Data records
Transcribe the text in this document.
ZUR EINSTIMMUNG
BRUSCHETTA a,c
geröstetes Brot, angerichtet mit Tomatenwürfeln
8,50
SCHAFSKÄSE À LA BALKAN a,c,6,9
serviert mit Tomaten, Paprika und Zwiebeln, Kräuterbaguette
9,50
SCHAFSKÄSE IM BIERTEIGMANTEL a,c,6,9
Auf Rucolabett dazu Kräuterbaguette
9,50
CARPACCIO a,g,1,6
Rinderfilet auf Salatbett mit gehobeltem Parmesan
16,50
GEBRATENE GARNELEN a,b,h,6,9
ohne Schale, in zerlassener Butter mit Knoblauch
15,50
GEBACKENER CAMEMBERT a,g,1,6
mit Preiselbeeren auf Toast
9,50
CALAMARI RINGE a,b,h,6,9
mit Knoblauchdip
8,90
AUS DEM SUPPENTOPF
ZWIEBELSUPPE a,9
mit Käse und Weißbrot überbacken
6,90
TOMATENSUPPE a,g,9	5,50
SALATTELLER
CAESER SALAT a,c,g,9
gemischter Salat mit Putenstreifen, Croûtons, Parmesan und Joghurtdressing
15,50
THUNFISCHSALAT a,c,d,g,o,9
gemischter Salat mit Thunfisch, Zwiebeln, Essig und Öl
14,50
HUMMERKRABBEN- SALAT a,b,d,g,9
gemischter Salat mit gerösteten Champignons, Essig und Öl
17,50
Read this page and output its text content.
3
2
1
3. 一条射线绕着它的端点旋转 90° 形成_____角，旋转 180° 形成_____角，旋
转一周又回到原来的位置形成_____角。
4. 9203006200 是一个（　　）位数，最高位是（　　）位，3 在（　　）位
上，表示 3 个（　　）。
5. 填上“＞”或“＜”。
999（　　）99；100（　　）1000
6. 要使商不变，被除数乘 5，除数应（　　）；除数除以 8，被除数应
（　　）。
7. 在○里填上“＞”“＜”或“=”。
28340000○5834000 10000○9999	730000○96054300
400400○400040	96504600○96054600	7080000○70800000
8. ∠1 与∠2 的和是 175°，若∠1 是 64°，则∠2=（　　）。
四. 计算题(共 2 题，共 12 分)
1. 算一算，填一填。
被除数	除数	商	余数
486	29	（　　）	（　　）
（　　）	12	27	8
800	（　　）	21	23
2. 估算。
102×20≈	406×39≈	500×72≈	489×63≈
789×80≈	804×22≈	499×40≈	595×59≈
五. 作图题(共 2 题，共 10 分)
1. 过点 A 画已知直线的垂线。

_REQUIREMENTS_. Emit the full listing verbatim.

_EXERCISE RESPONSE_.
Transcribe the text in this document.
ZUR EINSTIMMUNG
BRUSCHETTA a,c
geröstetes Brot, angerichtet mit Tomatenwürfeln
8,50
SCHAFSKÄSE À LA BALKAN a,c,6,9
serviert mit Tomaten, Paprika und Zwiebeln, Kräuterbaguette
9,50
SCHAFSKÄSE IM BIERTEIGMANTEL a,c,6,9
Auf Rucolabett dazu Kräuterbaguette
9,50
CARPACCIO a,g,1,6
Rinderfilet auf Salatbett mit gehobeltem Parmesan
16,50
GEBRATENE GARNELEN a,b,h,6,9
ohne Schale, in zerlassener Butter mit Knoblauch
15,50
GEBACKENER CAMEMBERT a,g,1,6
mit Preiselbeeren auf Toast
9,50
CALAMARI RINGE a,b,h,6,9
mit Knoblauchdip
8,90
AUS DEM SUPPENTOPF
ZWIEBELSUPPE a,9
mit Käse und Weißbrot überbacken
6,90
TOMATENSUPPE a,g,9	5,50
SALATTELLER
CAESER SALAT a,c,g,9
gemischter Salat mit Putenstreifen, Croûtons, Parmesan und Joghurtdressing
15,50
THUNFISCHSALAT a,c,d,g,o,9
gemischter Salat mit Thunfisch, Zwiebeln, Essig und Öl
14,50
HUMMERKRABBEN- SALAT a,b,d,g,9
gemischter Salat mit gerösteten Champignons, Essig und Öl
17,50
Read this page and output its text content.
3
2
1
3. 一条射线绕着它的端点旋转 90° 形成_____角，旋转 180° 形成_____角，旋
转一周又回到原来的位置形成_____角。
4. 9203006200 是一个（　　）位数，最高位是（　　）位，3 在（　　）位
上，表示 3 个（　　）。
5. 填上“＞”或“＜”。
999（　　）99；100（　　）1000
6. 要使商不变，被除数乘 5，除数应（　　）；除数除以 8，被除数应
（　　）。
7. 在○里填上“＞”“＜”或“=”。
28340000○5834000 10000○9999	730000○96054300
400400○400040	96504600○96054600	7080000○70800000
8. ∠1 与∠2 的和是 175°，若∠1 是 64°，则∠2=（　　）。
四. 计算题(共 2 题，共 12 分)
1. 算一算，填一填。
被除数	除数	商	余数
486	29	（　　）	（　　）
（　　）	12	27	8
800	（　　）	21	23
2. 估算。
102×20≈	406×39≈	500×72≈	489×63≈
789×80≈	804×22≈	499×40≈	595×59≈
五. 作图题(共 2 题，共 10 分)
1. 过点 A 画已知直线的垂线。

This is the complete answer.